- _Short task_:
Gather, from the listing beneath this task, every line holding the string "legend".

- _Excerpted data_:
>> Begin

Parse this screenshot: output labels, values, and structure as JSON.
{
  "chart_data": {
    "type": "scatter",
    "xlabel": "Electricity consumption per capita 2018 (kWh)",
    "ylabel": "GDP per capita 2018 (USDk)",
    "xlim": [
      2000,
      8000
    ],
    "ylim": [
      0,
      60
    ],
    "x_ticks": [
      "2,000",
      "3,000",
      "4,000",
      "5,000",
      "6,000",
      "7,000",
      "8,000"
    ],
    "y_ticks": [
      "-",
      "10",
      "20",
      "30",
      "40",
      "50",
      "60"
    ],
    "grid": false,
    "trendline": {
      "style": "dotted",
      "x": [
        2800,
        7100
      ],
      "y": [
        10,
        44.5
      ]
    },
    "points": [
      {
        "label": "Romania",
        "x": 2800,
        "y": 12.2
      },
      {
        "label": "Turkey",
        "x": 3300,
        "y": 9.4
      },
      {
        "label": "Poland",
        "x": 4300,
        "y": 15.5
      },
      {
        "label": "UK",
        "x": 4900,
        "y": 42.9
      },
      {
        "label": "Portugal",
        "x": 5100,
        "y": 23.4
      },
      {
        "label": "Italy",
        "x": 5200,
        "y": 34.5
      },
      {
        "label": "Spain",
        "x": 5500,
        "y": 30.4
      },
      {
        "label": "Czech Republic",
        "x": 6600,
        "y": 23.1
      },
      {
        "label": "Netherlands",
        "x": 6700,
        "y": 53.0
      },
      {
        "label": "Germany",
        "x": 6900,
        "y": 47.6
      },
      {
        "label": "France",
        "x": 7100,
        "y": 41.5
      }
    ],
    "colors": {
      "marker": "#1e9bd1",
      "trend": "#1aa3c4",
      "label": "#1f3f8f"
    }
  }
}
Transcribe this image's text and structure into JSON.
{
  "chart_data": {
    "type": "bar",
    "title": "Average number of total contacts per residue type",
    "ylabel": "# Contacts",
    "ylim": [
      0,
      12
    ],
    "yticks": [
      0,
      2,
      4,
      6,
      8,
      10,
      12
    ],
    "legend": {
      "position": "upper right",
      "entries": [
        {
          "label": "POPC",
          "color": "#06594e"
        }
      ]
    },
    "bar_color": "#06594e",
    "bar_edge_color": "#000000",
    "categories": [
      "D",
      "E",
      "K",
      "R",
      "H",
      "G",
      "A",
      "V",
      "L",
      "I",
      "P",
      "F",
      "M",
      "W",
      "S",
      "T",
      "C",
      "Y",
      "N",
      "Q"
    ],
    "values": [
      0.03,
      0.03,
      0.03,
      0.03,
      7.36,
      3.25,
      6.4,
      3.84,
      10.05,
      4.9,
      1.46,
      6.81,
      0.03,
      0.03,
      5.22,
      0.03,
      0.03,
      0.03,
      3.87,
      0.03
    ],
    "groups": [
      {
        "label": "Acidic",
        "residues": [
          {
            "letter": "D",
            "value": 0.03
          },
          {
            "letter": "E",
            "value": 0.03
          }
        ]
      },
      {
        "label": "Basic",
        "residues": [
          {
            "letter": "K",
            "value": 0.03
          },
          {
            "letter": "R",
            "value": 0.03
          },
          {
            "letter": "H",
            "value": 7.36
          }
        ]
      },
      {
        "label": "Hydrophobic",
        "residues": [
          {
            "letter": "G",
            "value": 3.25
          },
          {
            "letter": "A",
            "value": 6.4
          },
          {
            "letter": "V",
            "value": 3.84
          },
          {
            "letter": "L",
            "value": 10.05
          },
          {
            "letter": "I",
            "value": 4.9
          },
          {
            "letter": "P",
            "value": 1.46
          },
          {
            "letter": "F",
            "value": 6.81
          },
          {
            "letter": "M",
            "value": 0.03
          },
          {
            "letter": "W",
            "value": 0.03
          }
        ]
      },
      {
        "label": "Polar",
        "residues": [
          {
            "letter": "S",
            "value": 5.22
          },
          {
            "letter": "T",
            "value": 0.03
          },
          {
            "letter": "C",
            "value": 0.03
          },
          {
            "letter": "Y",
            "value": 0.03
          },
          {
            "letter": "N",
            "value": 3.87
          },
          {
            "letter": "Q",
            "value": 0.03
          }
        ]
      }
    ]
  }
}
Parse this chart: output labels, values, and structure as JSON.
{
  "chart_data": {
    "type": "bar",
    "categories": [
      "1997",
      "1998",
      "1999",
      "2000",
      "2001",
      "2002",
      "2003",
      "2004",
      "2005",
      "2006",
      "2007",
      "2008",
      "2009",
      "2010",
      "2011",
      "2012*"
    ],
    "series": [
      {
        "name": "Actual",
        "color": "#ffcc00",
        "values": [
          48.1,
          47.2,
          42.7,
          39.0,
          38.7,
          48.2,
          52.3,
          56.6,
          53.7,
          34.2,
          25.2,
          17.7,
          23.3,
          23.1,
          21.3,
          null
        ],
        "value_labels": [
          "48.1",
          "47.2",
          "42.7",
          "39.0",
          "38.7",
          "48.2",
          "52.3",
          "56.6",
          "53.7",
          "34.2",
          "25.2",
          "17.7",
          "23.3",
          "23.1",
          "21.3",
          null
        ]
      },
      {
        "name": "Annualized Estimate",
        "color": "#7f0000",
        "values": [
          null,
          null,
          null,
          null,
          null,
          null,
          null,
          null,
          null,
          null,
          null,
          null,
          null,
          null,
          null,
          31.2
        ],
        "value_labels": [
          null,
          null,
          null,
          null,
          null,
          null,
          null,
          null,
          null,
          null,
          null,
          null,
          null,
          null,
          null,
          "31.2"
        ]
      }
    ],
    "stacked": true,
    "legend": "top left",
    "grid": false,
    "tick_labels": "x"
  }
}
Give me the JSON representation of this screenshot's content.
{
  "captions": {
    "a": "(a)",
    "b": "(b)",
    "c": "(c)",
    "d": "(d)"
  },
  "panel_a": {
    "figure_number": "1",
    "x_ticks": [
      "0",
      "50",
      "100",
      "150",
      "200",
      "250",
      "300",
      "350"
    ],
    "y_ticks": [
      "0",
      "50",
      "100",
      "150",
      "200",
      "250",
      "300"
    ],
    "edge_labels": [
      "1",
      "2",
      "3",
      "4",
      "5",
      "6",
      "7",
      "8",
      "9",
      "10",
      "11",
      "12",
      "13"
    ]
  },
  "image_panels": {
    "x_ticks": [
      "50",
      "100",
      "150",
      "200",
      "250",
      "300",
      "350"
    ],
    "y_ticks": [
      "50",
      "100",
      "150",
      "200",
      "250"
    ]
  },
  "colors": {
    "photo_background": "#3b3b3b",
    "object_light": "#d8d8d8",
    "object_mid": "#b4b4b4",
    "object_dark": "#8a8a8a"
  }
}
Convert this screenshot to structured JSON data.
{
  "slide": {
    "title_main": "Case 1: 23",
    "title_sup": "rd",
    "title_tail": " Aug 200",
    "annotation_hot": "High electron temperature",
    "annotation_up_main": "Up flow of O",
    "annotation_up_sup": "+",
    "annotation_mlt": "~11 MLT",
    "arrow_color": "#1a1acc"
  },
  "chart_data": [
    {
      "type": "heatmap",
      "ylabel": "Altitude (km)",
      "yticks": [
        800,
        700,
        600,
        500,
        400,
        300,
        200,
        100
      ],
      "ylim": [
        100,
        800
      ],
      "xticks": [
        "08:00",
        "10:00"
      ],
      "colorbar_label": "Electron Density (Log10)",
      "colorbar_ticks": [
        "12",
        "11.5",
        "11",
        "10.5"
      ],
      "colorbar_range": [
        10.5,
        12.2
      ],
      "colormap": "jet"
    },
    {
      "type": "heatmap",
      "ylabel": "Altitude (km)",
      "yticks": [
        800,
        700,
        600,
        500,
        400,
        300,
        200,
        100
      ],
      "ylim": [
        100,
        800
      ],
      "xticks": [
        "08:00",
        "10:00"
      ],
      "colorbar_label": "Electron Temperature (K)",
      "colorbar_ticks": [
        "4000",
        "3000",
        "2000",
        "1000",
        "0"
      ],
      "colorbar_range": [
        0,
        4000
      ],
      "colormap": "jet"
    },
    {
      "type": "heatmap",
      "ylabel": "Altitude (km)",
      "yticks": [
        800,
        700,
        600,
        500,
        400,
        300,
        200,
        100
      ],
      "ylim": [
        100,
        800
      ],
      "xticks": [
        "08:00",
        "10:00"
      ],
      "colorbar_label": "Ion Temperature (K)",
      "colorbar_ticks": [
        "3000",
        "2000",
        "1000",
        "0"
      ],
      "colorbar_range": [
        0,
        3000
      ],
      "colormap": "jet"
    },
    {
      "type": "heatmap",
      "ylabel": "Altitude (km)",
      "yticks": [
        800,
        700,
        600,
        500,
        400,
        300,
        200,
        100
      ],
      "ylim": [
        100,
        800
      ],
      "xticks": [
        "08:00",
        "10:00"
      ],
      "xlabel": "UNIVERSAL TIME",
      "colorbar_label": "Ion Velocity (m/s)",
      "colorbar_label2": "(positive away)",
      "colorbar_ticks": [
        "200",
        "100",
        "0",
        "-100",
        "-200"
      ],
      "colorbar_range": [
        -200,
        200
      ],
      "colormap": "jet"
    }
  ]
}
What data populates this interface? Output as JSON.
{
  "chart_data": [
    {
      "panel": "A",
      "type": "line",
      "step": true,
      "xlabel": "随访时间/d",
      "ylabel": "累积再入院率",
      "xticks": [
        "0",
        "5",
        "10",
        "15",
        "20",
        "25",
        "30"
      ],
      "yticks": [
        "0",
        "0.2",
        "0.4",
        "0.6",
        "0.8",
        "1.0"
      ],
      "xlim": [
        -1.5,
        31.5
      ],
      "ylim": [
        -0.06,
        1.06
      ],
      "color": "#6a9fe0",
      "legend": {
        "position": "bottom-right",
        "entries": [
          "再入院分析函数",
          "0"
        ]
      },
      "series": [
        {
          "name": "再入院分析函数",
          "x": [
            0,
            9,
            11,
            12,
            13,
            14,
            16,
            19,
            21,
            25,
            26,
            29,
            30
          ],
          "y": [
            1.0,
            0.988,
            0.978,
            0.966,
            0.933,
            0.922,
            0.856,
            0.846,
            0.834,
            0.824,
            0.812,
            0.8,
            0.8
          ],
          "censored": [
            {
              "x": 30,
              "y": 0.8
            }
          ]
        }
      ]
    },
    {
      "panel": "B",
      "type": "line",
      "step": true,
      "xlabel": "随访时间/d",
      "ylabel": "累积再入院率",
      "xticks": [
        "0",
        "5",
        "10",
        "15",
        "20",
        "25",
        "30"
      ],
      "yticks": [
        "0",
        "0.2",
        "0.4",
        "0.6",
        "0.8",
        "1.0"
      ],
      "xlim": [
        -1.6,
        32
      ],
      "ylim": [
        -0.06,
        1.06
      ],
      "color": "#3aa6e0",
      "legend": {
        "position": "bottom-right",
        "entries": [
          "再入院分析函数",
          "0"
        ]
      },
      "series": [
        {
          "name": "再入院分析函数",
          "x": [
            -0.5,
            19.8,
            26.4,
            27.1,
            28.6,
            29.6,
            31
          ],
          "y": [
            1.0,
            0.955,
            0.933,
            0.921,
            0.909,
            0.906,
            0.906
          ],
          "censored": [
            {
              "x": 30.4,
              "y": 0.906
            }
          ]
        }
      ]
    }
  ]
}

>> End

- _Expected answer_:
    "legend": {
    "legend": "top left",
      "legend": {
      "legend": {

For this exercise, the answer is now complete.